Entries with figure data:
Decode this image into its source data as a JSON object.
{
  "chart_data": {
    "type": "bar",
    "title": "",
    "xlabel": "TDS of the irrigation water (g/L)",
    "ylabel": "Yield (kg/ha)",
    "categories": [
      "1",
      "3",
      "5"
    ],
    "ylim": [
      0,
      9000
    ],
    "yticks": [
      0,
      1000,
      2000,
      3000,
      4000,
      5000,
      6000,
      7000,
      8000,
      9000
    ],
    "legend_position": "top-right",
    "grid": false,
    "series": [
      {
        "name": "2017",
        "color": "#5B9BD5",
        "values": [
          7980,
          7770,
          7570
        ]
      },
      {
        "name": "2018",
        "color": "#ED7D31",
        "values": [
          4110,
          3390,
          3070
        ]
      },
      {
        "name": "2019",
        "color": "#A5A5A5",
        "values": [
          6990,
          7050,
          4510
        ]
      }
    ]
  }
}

● Exercise description
Type out the full listing again, exactly as given.

● Exercise answer
Decode this image into its source data as a JSON object.
{
  "chart_data": {
    "type": "bar",
    "title": "",
    "xlabel": "TDS of the irrigation water (g/L)",
    "ylabel": "Yield (kg/ha)",
    "categories": [
      "1",
      "3",
      "5"
    ],
    "ylim": [
      0,
      9000
    ],
    "yticks": [
      0,
      1000,
      2000,
      3000,
      4000,
      5000,
      6000,
      7000,
      8000,
      9000
    ],
    "legend_position": "top-right",
    "grid": false,
    "series": [
      {
        "name": "2017",
        "color": "#5B9BD5",
        "values": [
          7980,
          7770,
          7570
        ]
      },
      {
        "name": "2018",
        "color": "#ED7D31",
        "values": [
          4110,
          3390,
          3070
        ]
      },
      {
        "name": "2019",
        "color": "#A5A5A5",
        "values": [
          6990,
          7050,
          4510
        ]
      }
    ]
  }
}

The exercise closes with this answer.